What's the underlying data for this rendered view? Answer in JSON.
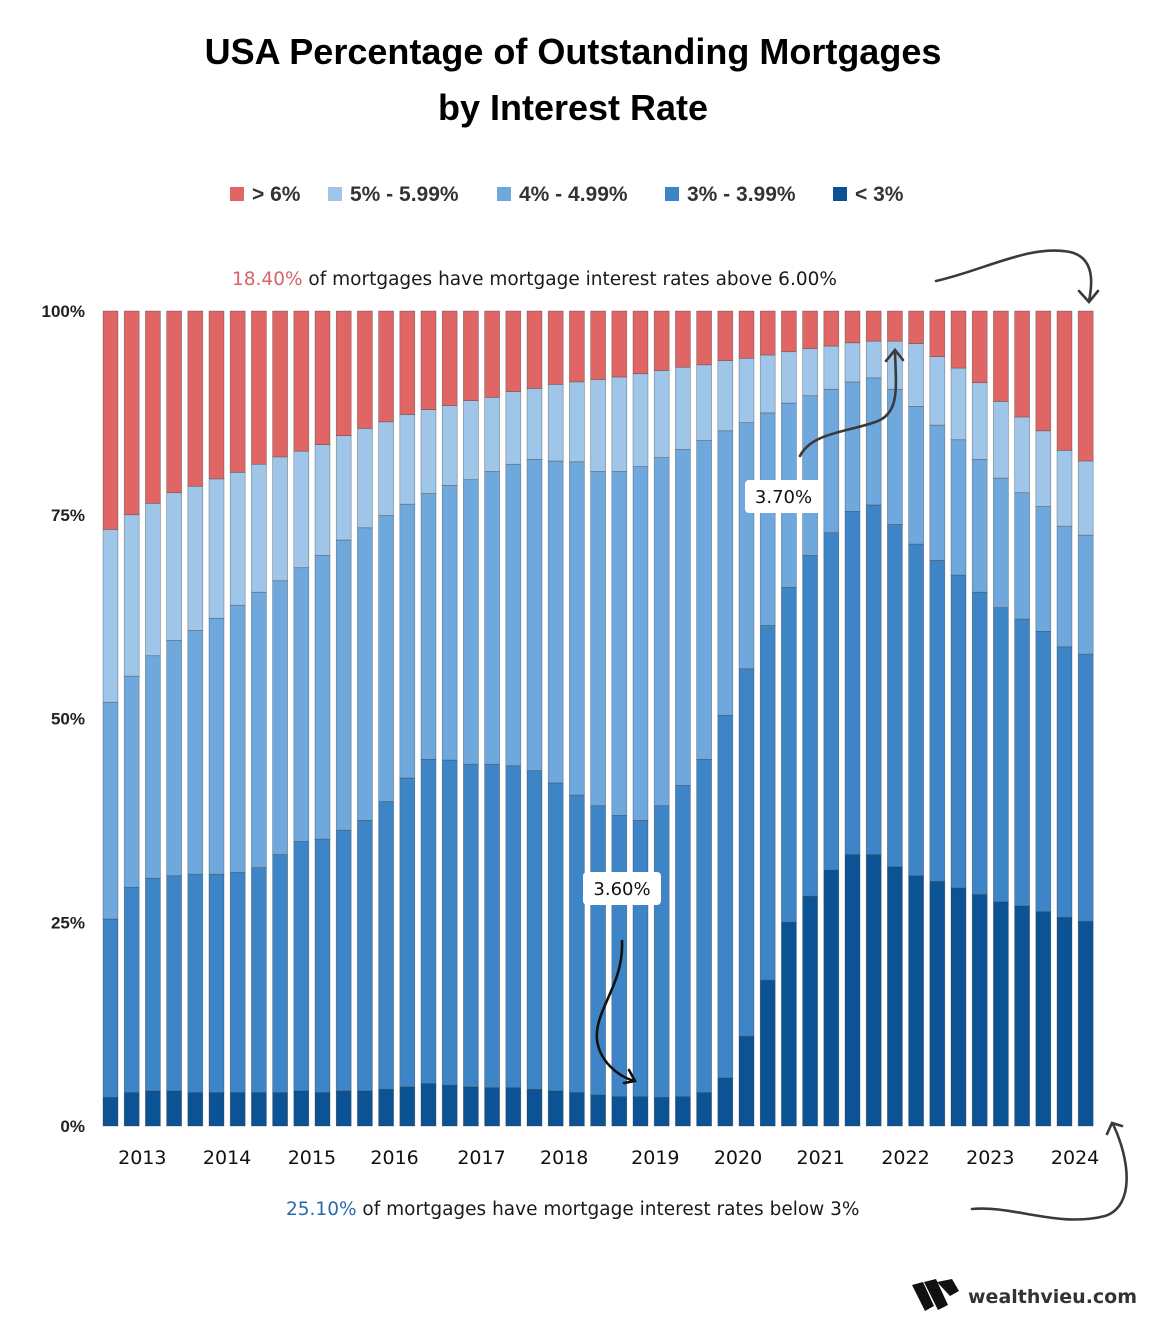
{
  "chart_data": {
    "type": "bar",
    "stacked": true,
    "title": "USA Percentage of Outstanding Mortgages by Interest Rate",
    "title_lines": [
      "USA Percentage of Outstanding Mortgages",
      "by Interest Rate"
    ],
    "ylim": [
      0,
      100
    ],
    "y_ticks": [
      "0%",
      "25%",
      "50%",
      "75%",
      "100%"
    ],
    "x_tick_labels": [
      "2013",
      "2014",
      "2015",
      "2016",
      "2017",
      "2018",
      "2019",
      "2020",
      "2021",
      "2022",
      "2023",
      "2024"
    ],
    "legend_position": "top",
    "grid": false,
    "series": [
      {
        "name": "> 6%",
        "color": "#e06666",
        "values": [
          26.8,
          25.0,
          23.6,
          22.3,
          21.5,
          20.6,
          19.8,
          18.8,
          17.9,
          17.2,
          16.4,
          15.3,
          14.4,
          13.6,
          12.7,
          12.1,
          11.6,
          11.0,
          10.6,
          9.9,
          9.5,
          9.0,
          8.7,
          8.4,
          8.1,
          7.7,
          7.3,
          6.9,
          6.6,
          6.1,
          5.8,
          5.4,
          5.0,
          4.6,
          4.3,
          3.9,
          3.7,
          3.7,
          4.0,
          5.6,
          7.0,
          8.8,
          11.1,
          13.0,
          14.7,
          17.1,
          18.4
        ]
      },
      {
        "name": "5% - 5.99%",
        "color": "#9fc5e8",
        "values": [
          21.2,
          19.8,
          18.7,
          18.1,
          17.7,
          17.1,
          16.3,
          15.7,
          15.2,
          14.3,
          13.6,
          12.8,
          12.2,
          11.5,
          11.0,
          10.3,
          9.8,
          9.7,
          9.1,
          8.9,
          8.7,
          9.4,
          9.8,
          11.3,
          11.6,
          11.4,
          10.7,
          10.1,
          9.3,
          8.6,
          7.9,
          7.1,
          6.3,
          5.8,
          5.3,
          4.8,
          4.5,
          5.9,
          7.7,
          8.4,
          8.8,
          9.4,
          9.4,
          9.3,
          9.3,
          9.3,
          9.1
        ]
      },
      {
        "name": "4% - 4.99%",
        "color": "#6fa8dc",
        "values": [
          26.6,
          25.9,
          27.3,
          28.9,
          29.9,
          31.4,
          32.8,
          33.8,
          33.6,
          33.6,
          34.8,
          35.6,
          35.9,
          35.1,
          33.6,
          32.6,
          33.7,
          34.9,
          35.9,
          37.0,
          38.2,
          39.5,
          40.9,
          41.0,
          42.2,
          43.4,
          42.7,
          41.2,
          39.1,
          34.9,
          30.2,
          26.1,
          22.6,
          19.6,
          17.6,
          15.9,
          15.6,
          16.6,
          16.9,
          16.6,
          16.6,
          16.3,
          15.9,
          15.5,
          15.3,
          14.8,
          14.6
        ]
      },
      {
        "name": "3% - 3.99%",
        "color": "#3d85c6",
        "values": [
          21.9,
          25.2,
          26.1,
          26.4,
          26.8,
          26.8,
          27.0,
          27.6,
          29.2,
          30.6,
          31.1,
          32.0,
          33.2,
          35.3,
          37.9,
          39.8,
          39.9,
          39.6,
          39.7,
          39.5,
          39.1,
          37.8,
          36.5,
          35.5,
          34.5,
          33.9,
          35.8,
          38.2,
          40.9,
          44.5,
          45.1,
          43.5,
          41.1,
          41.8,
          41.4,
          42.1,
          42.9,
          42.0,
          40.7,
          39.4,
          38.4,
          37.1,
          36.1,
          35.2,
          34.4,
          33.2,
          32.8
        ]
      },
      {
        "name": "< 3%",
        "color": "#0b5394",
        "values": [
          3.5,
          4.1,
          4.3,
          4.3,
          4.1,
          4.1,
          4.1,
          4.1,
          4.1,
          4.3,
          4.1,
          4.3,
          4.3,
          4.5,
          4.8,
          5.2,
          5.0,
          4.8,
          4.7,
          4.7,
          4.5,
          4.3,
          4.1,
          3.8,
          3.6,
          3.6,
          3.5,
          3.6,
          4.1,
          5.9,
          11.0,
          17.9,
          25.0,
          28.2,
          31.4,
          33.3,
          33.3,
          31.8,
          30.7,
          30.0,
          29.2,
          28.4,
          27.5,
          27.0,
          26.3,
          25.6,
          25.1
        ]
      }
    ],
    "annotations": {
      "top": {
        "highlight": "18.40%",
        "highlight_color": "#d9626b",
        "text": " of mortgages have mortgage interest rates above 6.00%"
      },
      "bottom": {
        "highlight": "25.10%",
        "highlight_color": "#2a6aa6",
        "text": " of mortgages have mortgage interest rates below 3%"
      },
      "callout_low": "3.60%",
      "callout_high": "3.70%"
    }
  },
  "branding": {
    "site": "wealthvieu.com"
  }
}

--------------------------------

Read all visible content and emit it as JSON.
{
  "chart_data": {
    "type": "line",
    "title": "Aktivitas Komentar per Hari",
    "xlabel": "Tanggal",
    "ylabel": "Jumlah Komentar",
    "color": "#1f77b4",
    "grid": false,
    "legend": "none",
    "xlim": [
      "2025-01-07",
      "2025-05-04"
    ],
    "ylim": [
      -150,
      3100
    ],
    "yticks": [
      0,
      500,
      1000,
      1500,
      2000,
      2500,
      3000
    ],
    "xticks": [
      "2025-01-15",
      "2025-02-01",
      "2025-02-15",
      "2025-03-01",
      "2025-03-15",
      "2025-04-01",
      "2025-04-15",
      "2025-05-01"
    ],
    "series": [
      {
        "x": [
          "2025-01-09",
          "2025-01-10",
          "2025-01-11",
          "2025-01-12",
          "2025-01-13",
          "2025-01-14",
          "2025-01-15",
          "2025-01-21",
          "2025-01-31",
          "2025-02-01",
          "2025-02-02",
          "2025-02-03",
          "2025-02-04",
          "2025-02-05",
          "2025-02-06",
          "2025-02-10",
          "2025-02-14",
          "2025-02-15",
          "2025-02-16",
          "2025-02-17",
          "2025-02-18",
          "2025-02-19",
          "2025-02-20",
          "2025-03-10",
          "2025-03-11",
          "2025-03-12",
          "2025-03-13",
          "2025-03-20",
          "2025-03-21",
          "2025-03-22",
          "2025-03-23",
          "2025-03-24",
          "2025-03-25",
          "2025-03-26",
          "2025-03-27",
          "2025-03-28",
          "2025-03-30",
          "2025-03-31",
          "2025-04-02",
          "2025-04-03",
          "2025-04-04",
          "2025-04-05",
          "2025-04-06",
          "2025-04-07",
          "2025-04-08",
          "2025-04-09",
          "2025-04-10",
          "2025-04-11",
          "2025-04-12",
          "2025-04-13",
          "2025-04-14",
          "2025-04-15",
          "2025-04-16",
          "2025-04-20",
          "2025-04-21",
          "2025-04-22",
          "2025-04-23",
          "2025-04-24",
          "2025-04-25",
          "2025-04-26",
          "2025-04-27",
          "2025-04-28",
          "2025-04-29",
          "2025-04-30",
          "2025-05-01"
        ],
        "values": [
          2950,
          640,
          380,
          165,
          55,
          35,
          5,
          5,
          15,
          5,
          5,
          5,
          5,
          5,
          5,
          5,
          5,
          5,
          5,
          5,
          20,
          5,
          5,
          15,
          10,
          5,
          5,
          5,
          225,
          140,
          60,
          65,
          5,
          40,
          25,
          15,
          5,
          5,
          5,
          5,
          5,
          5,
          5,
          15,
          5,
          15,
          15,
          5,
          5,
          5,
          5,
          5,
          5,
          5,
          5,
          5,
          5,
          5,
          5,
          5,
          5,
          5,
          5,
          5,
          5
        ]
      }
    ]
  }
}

--------------------------------

Tally the lines in these entries that have the string "JSON" in them, then answer with the count and nothing else.

▶ [PROBLEM SOLUTION]: 2